[Task details]: Go through the data below. Pull out every line that has the word "BONUS".

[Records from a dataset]
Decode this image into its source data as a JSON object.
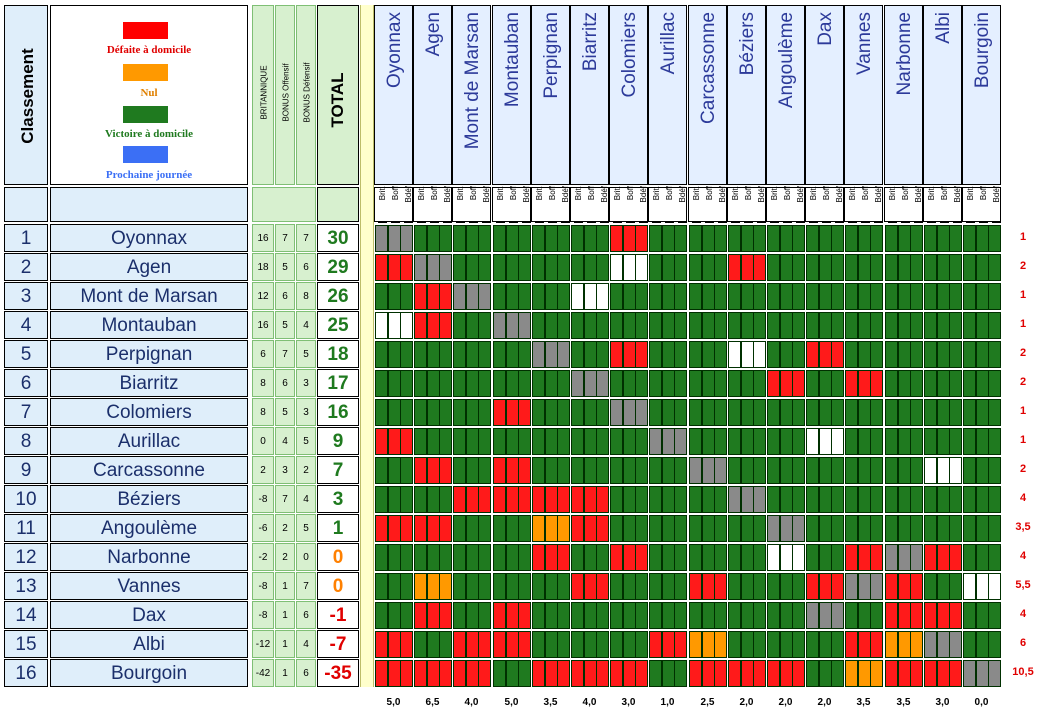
{
  "header": {
    "classement": "Classement",
    "britannique": "BRITANNIQUE",
    "bonus_off": "BONUS Offensif",
    "bonus_def": "BONUS Défensif",
    "total": "TOTAL",
    "sub_labels": [
      "Brit.",
      "Boff",
      "Bdéf"
    ]
  },
  "legend": [
    {
      "label": "Défaite à domicile",
      "color": "#ff0000",
      "text_color": "#e00000"
    },
    {
      "label": "Nul",
      "color": "#ff9900",
      "text_color": "#e08000"
    },
    {
      "label": "Victoire à domicile",
      "color": "#1f7a1f",
      "text_color": "#1f7a1f"
    },
    {
      "label": "Prochaine journée",
      "color": "#3b6ff5",
      "text_color": "#3b6ff5"
    }
  ],
  "colors": {
    "win": "#1f7a1f",
    "loss": "#ff1a1a",
    "draw": "#ff9900",
    "self": "#8a8a8a",
    "next": "#ffffff"
  },
  "teams": [
    "Oyonnax",
    "Agen",
    "Mont de Marsan",
    "Montauban",
    "Perpignan",
    "Biarritz",
    "Colomiers",
    "Aurillac",
    "Carcassonne",
    "Béziers",
    "Angoulème",
    "Dax",
    "Vannes",
    "Narbonne",
    "Albi",
    "Bourgoin"
  ],
  "rows": [
    {
      "rank": "1",
      "team": "Oyonnax",
      "brit": "16",
      "boff": "7",
      "bdef": "7",
      "total": "30",
      "total_color": "#1f7a1f",
      "right": "1"
    },
    {
      "rank": "2",
      "team": "Agen",
      "brit": "18",
      "boff": "5",
      "bdef": "6",
      "total": "29",
      "total_color": "#1f7a1f",
      "right": "2"
    },
    {
      "rank": "3",
      "team": "Mont de Marsan",
      "brit": "12",
      "boff": "6",
      "bdef": "8",
      "total": "26",
      "total_color": "#1f7a1f",
      "right": "1"
    },
    {
      "rank": "4",
      "team": "Montauban",
      "brit": "16",
      "boff": "5",
      "bdef": "4",
      "total": "25",
      "total_color": "#1f7a1f",
      "right": "1"
    },
    {
      "rank": "5",
      "team": "Perpignan",
      "brit": "6",
      "boff": "7",
      "bdef": "5",
      "total": "18",
      "total_color": "#1f7a1f",
      "right": "2"
    },
    {
      "rank": "6",
      "team": "Biarritz",
      "brit": "8",
      "boff": "6",
      "bdef": "3",
      "total": "17",
      "total_color": "#1f7a1f",
      "right": "2"
    },
    {
      "rank": "7",
      "team": "Colomiers",
      "brit": "8",
      "boff": "5",
      "bdef": "3",
      "total": "16",
      "total_color": "#1f7a1f",
      "right": "1"
    },
    {
      "rank": "8",
      "team": "Aurillac",
      "brit": "0",
      "boff": "4",
      "bdef": "5",
      "total": "9",
      "total_color": "#1f7a1f",
      "right": "1"
    },
    {
      "rank": "9",
      "team": "Carcassonne",
      "brit": "2",
      "boff": "3",
      "bdef": "2",
      "total": "7",
      "total_color": "#1f7a1f",
      "right": "2"
    },
    {
      "rank": "10",
      "team": "Béziers",
      "brit": "-8",
      "boff": "7",
      "bdef": "4",
      "total": "3",
      "total_color": "#1f7a1f",
      "right": "4"
    },
    {
      "rank": "11",
      "team": "Angoulème",
      "brit": "-6",
      "boff": "2",
      "bdef": "5",
      "total": "1",
      "total_color": "#1f7a1f",
      "right": "3,5"
    },
    {
      "rank": "12",
      "team": "Narbonne",
      "brit": "-2",
      "boff": "2",
      "bdef": "0",
      "total": "0",
      "total_color": "#ff8000",
      "right": "4"
    },
    {
      "rank": "13",
      "team": "Vannes",
      "brit": "-8",
      "boff": "1",
      "bdef": "7",
      "total": "0",
      "total_color": "#ff8000",
      "right": "5,5"
    },
    {
      "rank": "14",
      "team": "Dax",
      "brit": "-8",
      "boff": "1",
      "bdef": "6",
      "total": "-1",
      "total_color": "#e00000",
      "right": "4"
    },
    {
      "rank": "15",
      "team": "Albi",
      "brit": "-12",
      "boff": "1",
      "bdef": "4",
      "total": "-7",
      "total_color": "#e00000",
      "right": "6"
    },
    {
      "rank": "16",
      "team": "Bourgoin",
      "brit": "-42",
      "boff": "1",
      "bdef": "6",
      "total": "-35",
      "total_color": "#e00000",
      "right": "10,5"
    }
  ],
  "grid": [
    [
      "S",
      "W",
      "W",
      "W",
      "W",
      "W",
      "L",
      "W",
      "W",
      "W",
      "W",
      "W",
      "W",
      "W",
      "W",
      "W"
    ],
    [
      "L",
      "S",
      "W",
      "W",
      "W",
      "W",
      "N",
      "W",
      "W",
      "L",
      "W",
      "W",
      "W",
      "W",
      "W",
      "W"
    ],
    [
      "W",
      "L",
      "S",
      "W",
      "W",
      "N",
      "W",
      "W",
      "W",
      "W",
      "W",
      "W",
      "W",
      "W",
      "W",
      "W"
    ],
    [
      "N",
      "L",
      "W",
      "S",
      "W",
      "W",
      "W",
      "W",
      "W",
      "W",
      "W",
      "W",
      "W",
      "W",
      "W",
      "W"
    ],
    [
      "W",
      "W",
      "W",
      "W",
      "S",
      "W",
      "L",
      "W",
      "W",
      "N",
      "W",
      "L",
      "W",
      "W",
      "W",
      "W"
    ],
    [
      "W",
      "W",
      "W",
      "W",
      "W",
      "S",
      "W",
      "W",
      "W",
      "W",
      "L",
      "W",
      "L",
      "W",
      "W",
      "W"
    ],
    [
      "W",
      "W",
      "W",
      "L",
      "W",
      "W",
      "S",
      "W",
      "W",
      "W",
      "W",
      "W",
      "W",
      "W",
      "W",
      "W"
    ],
    [
      "L",
      "W",
      "W",
      "W",
      "W",
      "W",
      "W",
      "S",
      "W",
      "W",
      "W",
      "N",
      "W",
      "W",
      "W",
      "W"
    ],
    [
      "W",
      "L",
      "W",
      "L",
      "W",
      "W",
      "W",
      "W",
      "S",
      "W",
      "W",
      "W",
      "W",
      "W",
      "N",
      "W"
    ],
    [
      "W",
      "W",
      "L",
      "L",
      "L",
      "L",
      "W",
      "W",
      "W",
      "S",
      "W",
      "W",
      "W",
      "W",
      "W",
      "W"
    ],
    [
      "L",
      "L",
      "W",
      "W",
      "D",
      "L",
      "W",
      "W",
      "W",
      "W",
      "S",
      "W",
      "W",
      "W",
      "W",
      "W"
    ],
    [
      "W",
      "W",
      "W",
      "W",
      "L",
      "W",
      "L",
      "W",
      "W",
      "W",
      "N",
      "W",
      "L",
      "S",
      "L",
      "W"
    ],
    [
      "W",
      "D",
      "W",
      "W",
      "W",
      "L",
      "W",
      "W",
      "L",
      "W",
      "W",
      "L",
      "S",
      "L",
      "W",
      "N"
    ],
    [
      "W",
      "L",
      "W",
      "L",
      "W",
      "W",
      "W",
      "W",
      "W",
      "W",
      "W",
      "S",
      "W",
      "L",
      "L",
      "W"
    ],
    [
      "L",
      "W",
      "L",
      "L",
      "W",
      "W",
      "W",
      "L",
      "D",
      "W",
      "W",
      "W",
      "L",
      "D",
      "S",
      "W"
    ],
    [
      "L",
      "L",
      "L",
      "W",
      "L",
      "L",
      "L",
      "W",
      "L",
      "L",
      "L",
      "W",
      "D",
      "L",
      "L",
      "S"
    ]
  ],
  "footer": [
    "5,0",
    "6,5",
    "4,0",
    "5,0",
    "3,5",
    "4,0",
    "3,0",
    "1,0",
    "2,5",
    "2,0",
    "2,0",
    "2,0",
    "3,5",
    "3,5",
    "3,0",
    "0,0"
  ]
}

[Full solution]:
    "bonus_off": "BONUS Offensif",
    "bonus_def": "BONUS Défensif",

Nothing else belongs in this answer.